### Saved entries

"""

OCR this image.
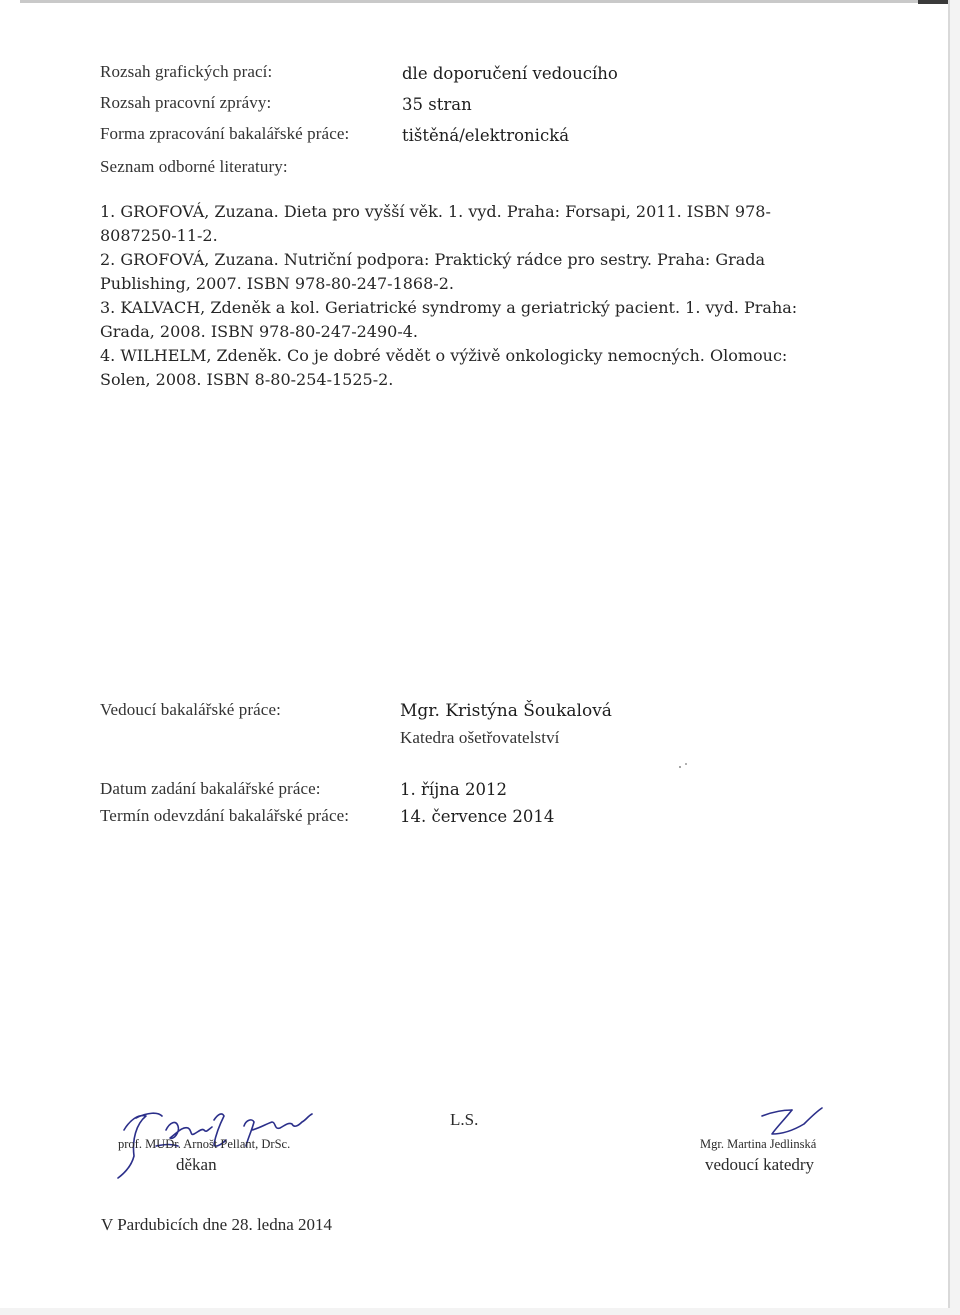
Rozsah grafických prací:	dle doporučení vedoucího
Rozsah pracovní zprávy:	35 stran
Forma zpracování bakalářské práce:	tištěná/elektronická
Seznam odborné literatury:
1. GROFOVÁ, Zuzana. Dieta pro vyšší věk. 1. vyd. Praha: Forsapi, 2011. ISBN 978-8087250-11-2.
2. GROFOVÁ, Zuzana. Nutriční podpora: Praktický rádce pro sestry. Praha: Grada Publishing, 2007. ISBN 978-80-247-1868-2.
3. KALVACH, Zdeněk a kol. Geriatrické syndromy a geriatrický pacient. 1. vyd. Praha: Grada, 2008. ISBN 978-80-247-2490-4.
4. WILHELM, Zdeněk. Co je dobré vědět o výživě onkologicky nemocných. Olomouc: Solen, 2008. ISBN 8-80-254-1525-2.
Vedoucí bakalářské práce:	Mgr. Kristýna Šoukalová
Katedra ošetřovatelství
Datum zadání bakalářské práce:	1. října 2012
Termín odevzdání bakalářské práce:	14. července 2014
prof. MUDr. Arnošt Pellant, DrSc.
děkan
L.S.
Mgr. Martina Jedlinská
vedoucí katedry
V Pardubicích dne 28. ledna 2014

"""

### Direction
Return all of the entries exactly as written, but drop any pictures they hold.

### Reply to the exercise
OCR this image.
Rozsah grafických prací:	dle doporučení vedoucího
Rozsah pracovní zprávy:	35 stran
Forma zpracování bakalářské práce:	tištěná/elektronická
Seznam odborné literatury:
1. GROFOVÁ, Zuzana. Dieta pro vyšší věk. 1. vyd. Praha: Forsapi, 2011. ISBN 978-8087250-11-2.
2. GROFOVÁ, Zuzana. Nutriční podpora: Praktický rádce pro sestry. Praha: Grada Publishing, 2007. ISBN 978-80-247-1868-2.
3. KALVACH, Zdeněk a kol. Geriatrické syndromy a geriatrický pacient. 1. vyd. Praha: Grada, 2008. ISBN 978-80-247-2490-4.
4. WILHELM, Zdeněk. Co je dobré vědět o výživě onkologicky nemocných. Olomouc: Solen, 2008. ISBN 8-80-254-1525-2.
Vedoucí bakalářské práce:	Mgr. Kristýna Šoukalová
Katedra ošetřovatelství
Datum zadání bakalářské práce:	1. října 2012
Termín odevzdání bakalářské práce:	14. července 2014
prof. MUDr. Arnošt Pellant, DrSc.
děkan
L.S.
Mgr. Martina Jedlinská
vedoucí katedry
V Pardubicích dne 28. ledna 2014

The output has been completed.